### PROMPT
Each line of the material below should be reproduced exactly.

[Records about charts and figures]
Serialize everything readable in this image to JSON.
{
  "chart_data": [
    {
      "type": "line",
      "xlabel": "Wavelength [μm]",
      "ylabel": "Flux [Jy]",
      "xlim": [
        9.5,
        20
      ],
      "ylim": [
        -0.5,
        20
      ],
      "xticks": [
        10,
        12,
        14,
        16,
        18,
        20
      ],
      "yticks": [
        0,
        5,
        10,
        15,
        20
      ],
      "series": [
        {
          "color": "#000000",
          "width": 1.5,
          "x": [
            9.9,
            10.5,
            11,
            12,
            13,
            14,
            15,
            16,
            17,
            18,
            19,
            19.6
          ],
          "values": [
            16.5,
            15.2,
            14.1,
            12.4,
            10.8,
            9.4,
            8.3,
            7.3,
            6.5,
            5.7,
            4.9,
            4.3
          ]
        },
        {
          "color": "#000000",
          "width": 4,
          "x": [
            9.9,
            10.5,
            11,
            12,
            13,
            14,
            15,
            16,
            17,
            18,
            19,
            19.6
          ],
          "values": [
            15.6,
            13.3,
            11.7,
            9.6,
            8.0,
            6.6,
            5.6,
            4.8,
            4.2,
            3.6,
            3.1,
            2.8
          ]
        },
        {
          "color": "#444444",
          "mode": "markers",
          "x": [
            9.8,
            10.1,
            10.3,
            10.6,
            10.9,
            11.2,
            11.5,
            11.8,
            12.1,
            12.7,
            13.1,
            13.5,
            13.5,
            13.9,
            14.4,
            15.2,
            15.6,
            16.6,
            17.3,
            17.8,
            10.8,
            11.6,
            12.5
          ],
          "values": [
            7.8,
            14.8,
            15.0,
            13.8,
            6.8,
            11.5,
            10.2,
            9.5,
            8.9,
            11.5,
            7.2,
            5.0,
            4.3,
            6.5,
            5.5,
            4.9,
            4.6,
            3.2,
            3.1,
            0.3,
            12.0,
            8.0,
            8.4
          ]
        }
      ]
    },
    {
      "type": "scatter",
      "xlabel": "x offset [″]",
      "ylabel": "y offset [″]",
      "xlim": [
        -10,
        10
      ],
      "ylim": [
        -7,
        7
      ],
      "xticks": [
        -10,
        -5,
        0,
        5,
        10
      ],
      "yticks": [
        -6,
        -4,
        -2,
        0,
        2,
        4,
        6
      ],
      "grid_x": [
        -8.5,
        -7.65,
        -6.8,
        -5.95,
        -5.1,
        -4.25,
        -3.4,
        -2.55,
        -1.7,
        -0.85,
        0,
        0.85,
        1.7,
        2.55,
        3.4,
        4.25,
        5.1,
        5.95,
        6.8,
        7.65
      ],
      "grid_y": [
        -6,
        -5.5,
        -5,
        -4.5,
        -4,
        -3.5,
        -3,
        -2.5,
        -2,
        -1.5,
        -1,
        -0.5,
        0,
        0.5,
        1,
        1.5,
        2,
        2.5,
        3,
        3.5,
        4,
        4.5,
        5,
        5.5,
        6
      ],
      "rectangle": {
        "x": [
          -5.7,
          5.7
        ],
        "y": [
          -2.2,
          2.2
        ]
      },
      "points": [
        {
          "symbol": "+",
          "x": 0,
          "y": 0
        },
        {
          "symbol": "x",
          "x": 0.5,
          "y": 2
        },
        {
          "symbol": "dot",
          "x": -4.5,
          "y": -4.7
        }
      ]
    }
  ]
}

### SOLUTION TO THIS TASK
Serialize everything readable in this image to JSON.
{
  "chart_data": [
    {
      "type": "line",
      "xlabel": "Wavelength [μm]",
      "ylabel": "Flux [Jy]",
      "xlim": [
        9.5,
        20
      ],
      "ylim": [
        -0.5,
        20
      ],
      "xticks": [
        10,
        12,
        14,
        16,
        18,
        20
      ],
      "yticks": [
        0,
        5,
        10,
        15,
        20
      ],
      "series": [
        {
          "color": "#000000",
          "width": 1.5,
          "x": [
            9.9,
            10.5,
            11,
            12,
            13,
            14,
            15,
            16,
            17,
            18,
            19,
            19.6
          ],
          "values": [
            16.5,
            15.2,
            14.1,
            12.4,
            10.8,
            9.4,
            8.3,
            7.3,
            6.5,
            5.7,
            4.9,
            4.3
          ]
        },
        {
          "color": "#000000",
          "width": 4,
          "x": [
            9.9,
            10.5,
            11,
            12,
            13,
            14,
            15,
            16,
            17,
            18,
            19,
            19.6
          ],
          "values": [
            15.6,
            13.3,
            11.7,
            9.6,
            8.0,
            6.6,
            5.6,
            4.8,
            4.2,
            3.6,
            3.1,
            2.8
          ]
        },
        {
          "color": "#444444",
          "mode": "markers",
          "x": [
            9.8,
            10.1,
            10.3,
            10.6,
            10.9,
            11.2,
            11.5,
            11.8,
            12.1,
            12.7,
            13.1,
            13.5,
            13.5,
            13.9,
            14.4,
            15.2,
            15.6,
            16.6,
            17.3,
            17.8,
            10.8,
            11.6,
            12.5
          ],
          "values": [
            7.8,
            14.8,
            15.0,
            13.8,
            6.8,
            11.5,
            10.2,
            9.5,
            8.9,
            11.5,
            7.2,
            5.0,
            4.3,
            6.5,
            5.5,
            4.9,
            4.6,
            3.2,
            3.1,
            0.3,
            12.0,
            8.0,
            8.4
          ]
        }
      ]
    },
    {
      "type": "scatter",
      "xlabel": "x offset [″]",
      "ylabel": "y offset [″]",
      "xlim": [
        -10,
        10
      ],
      "ylim": [
        -7,
        7
      ],
      "xticks": [
        -10,
        -5,
        0,
        5,
        10
      ],
      "yticks": [
        -6,
        -4,
        -2,
        0,
        2,
        4,
        6
      ],
      "grid_x": [
        -8.5,
        -7.65,
        -6.8,
        -5.95,
        -5.1,
        -4.25,
        -3.4,
        -2.55,
        -1.7,
        -0.85,
        0,
        0.85,
        1.7,
        2.55,
        3.4,
        4.25,
        5.1,
        5.95,
        6.8,
        7.65
      ],
      "grid_y": [
        -6,
        -5.5,
        -5,
        -4.5,
        -4,
        -3.5,
        -3,
        -2.5,
        -2,
        -1.5,
        -1,
        -0.5,
        0,
        0.5,
        1,
        1.5,
        2,
        2.5,
        3,
        3.5,
        4,
        4.5,
        5,
        5.5,
        6
      ],
      "rectangle": {
        "x": [
          -5.7,
          5.7
        ],
        "y": [
          -2.2,
          2.2
        ]
      },
      "points": [
        {
          "symbol": "+",
          "x": 0,
          "y": 0
        },
        {
          "symbol": "x",
          "x": 0.5,
          "y": 2
        },
        {
          "symbol": "dot",
          "x": -4.5,
          "y": -4.7
        }
      ]
    }
  ]
}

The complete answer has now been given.